§ TASK PROMPT
Restate the records in their entirety, word for word.
* BEGIN DATA IN THIS EXERCISE *
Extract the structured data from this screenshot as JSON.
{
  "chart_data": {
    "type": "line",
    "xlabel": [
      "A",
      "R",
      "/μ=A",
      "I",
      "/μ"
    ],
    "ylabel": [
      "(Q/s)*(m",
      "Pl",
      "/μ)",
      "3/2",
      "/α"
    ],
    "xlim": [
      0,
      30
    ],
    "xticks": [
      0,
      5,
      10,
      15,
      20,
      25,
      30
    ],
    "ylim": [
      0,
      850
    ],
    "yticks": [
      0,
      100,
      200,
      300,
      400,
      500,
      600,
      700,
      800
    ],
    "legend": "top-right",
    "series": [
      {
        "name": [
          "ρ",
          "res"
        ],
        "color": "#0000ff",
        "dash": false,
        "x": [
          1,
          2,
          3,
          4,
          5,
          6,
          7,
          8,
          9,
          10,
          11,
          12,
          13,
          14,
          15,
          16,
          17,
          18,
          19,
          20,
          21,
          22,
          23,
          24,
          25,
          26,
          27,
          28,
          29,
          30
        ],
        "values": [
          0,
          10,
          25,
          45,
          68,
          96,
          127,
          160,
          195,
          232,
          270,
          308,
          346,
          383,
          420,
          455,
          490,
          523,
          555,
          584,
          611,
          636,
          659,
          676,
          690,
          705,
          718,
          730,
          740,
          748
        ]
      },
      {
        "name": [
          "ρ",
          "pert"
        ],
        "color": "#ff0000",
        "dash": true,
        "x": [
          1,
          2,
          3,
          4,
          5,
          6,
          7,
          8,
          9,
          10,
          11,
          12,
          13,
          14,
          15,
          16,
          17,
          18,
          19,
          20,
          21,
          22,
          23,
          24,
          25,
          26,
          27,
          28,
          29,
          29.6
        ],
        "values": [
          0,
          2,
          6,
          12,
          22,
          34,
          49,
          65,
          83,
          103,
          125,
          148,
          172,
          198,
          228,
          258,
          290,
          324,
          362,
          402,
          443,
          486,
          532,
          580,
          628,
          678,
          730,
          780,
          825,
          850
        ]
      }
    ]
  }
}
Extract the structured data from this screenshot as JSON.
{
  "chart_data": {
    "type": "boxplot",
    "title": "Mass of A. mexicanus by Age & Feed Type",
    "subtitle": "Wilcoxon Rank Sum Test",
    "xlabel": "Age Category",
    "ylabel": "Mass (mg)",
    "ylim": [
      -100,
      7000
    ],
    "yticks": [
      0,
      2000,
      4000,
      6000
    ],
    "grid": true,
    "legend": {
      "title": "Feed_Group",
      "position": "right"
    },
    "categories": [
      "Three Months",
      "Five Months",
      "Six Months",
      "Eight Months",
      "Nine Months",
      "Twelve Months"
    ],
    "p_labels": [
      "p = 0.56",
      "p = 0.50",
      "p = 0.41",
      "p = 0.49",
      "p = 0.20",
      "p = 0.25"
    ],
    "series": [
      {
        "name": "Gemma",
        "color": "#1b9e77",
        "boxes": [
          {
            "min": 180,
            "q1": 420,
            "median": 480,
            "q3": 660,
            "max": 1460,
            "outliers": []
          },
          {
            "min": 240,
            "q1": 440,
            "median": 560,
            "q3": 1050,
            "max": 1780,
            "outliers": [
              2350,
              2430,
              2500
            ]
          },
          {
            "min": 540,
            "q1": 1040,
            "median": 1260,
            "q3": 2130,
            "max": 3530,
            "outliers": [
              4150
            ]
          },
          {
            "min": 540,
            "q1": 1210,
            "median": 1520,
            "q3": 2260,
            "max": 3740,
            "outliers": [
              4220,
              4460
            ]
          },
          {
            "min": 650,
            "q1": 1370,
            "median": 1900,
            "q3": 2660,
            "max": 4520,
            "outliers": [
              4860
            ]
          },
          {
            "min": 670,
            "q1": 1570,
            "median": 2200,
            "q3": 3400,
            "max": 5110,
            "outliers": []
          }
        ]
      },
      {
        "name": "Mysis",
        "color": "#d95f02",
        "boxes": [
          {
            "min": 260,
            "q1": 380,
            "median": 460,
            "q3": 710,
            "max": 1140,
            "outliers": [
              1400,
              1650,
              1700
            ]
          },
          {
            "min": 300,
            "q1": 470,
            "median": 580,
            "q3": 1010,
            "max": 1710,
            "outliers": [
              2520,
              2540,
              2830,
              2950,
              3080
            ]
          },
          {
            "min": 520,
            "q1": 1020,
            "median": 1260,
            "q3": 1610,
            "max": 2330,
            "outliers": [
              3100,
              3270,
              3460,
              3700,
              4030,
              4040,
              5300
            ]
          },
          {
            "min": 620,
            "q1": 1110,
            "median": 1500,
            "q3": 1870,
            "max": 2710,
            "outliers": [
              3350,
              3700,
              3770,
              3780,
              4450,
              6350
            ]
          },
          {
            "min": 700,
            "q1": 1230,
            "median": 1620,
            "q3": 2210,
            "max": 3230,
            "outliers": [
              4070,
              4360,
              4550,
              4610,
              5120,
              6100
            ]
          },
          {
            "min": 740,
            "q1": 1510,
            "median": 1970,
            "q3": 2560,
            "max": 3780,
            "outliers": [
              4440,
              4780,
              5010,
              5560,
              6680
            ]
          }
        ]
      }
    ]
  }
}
* END DATA IN THIS EXERCISE *
§ SOLUTION FOR THIS PROBLEM
Extract the structured data from this screenshot as JSON.
{
  "chart_data": {
    "type": "line",
    "xlabel": [
      "A",
      "R",
      "/μ=A",
      "I",
      "/μ"
    ],
    "ylabel": [
      "(Q/s)*(m",
      "Pl",
      "/μ)",
      "3/2",
      "/α"
    ],
    "xlim": [
      0,
      30
    ],
    "xticks": [
      0,
      5,
      10,
      15,
      20,
      25,
      30
    ],
    "ylim": [
      0,
      850
    ],
    "yticks": [
      0,
      100,
      200,
      300,
      400,
      500,
      600,
      700,
      800
    ],
    "legend": "top-right",
    "series": [
      {
        "name": [
          "ρ",
          "res"
        ],
        "color": "#0000ff",
        "dash": false,
        "x": [
          1,
          2,
          3,
          4,
          5,
          6,
          7,
          8,
          9,
          10,
          11,
          12,
          13,
          14,
          15,
          16,
          17,
          18,
          19,
          20,
          21,
          22,
          23,
          24,
          25,
          26,
          27,
          28,
          29,
          30
        ],
        "values": [
          0,
          10,
          25,
          45,
          68,
          96,
          127,
          160,
          195,
          232,
          270,
          308,
          346,
          383,
          420,
          455,
          490,
          523,
          555,
          584,
          611,
          636,
          659,
          676,
          690,
          705,
          718,
          730,
          740,
          748
        ]
      },
      {
        "name": [
          "ρ",
          "pert"
        ],
        "color": "#ff0000",
        "dash": true,
        "x": [
          1,
          2,
          3,
          4,
          5,
          6,
          7,
          8,
          9,
          10,
          11,
          12,
          13,
          14,
          15,
          16,
          17,
          18,
          19,
          20,
          21,
          22,
          23,
          24,
          25,
          26,
          27,
          28,
          29,
          29.6
        ],
        "values": [
          0,
          2,
          6,
          12,
          22,
          34,
          49,
          65,
          83,
          103,
          125,
          148,
          172,
          198,
          228,
          258,
          290,
          324,
          362,
          402,
          443,
          486,
          532,
          580,
          628,
          678,
          730,
          780,
          825,
          850
        ]
      }
    ]
  }
}
Extract the structured data from this screenshot as JSON.
{
  "chart_data": {
    "type": "boxplot",
    "title": "Mass of A. mexicanus by Age & Feed Type",
    "subtitle": "Wilcoxon Rank Sum Test",
    "xlabel": "Age Category",
    "ylabel": "Mass (mg)",
    "ylim": [
      -100,
      7000
    ],
    "yticks": [
      0,
      2000,
      4000,
      6000
    ],
    "grid": true,
    "legend": {
      "title": "Feed_Group",
      "position": "right"
    },
    "categories": [
      "Three Months",
      "Five Months",
      "Six Months",
      "Eight Months",
      "Nine Months",
      "Twelve Months"
    ],
    "p_labels": [
      "p = 0.56",
      "p = 0.50",
      "p = 0.41",
      "p = 0.49",
      "p = 0.20",
      "p = 0.25"
    ],
    "series": [
      {
        "name": "Gemma",
        "color": "#1b9e77",
        "boxes": [
          {
            "min": 180,
            "q1": 420,
            "median": 480,
            "q3": 660,
            "max": 1460,
            "outliers": []
          },
          {
            "min": 240,
            "q1": 440,
            "median": 560,
            "q3": 1050,
            "max": 1780,
            "outliers": [
              2350,
              2430,
              2500
            ]
          },
          {
            "min": 540,
            "q1": 1040,
            "median": 1260,
            "q3": 2130,
            "max": 3530,
            "outliers": [
              4150
            ]
          },
          {
            "min": 540,
            "q1": 1210,
            "median": 1520,
            "q3": 2260,
            "max": 3740,
            "outliers": [
              4220,
              4460
            ]
          },
          {
            "min": 650,
            "q1": 1370,
            "median": 1900,
            "q3": 2660,
            "max": 4520,
            "outliers": [
              4860
            ]
          },
          {
            "min": 670,
            "q1": 1570,
            "median": 2200,
            "q3": 3400,
            "max": 5110,
            "outliers": []
          }
        ]
      },
      {
        "name": "Mysis",
        "color": "#d95f02",
        "boxes": [
          {
            "min": 260,
            "q1": 380,
            "median": 460,
            "q3": 710,
            "max": 1140,
            "outliers": [
              1400,
              1650,
              1700
            ]
          },
          {
            "min": 300,
            "q1": 470,
            "median": 580,
            "q3": 1010,
            "max": 1710,
            "outliers": [
              2520,
              2540,
              2830,
              2950,
              3080
            ]
          },
          {
            "min": 520,
            "q1": 1020,
            "median": 1260,
            "q3": 1610,
            "max": 2330,
            "outliers": [
              3100,
              3270,
              3460,
              3700,
              4030,
              4040,
              5300
            ]
          },
          {
            "min": 620,
            "q1": 1110,
            "median": 1500,
            "q3": 1870,
            "max": 2710,
            "outliers": [
              3350,
              3700,
              3770,
              3780,
              4450,
              6350
            ]
          },
          {
            "min": 700,
            "q1": 1230,
            "median": 1620,
            "q3": 2210,
            "max": 3230,
            "outliers": [
              4070,
              4360,
              4550,
              4610,
              5120,
              6100
            ]
          },
          {
            "min": 740,
            "q1": 1510,
            "median": 1970,
            "q3": 2560,
            "max": 3780,
            "outliers": [
              4440,
              4780,
              5010,
              5560,
              6680
            ]
          }
        ]
      }
    ]
  }
}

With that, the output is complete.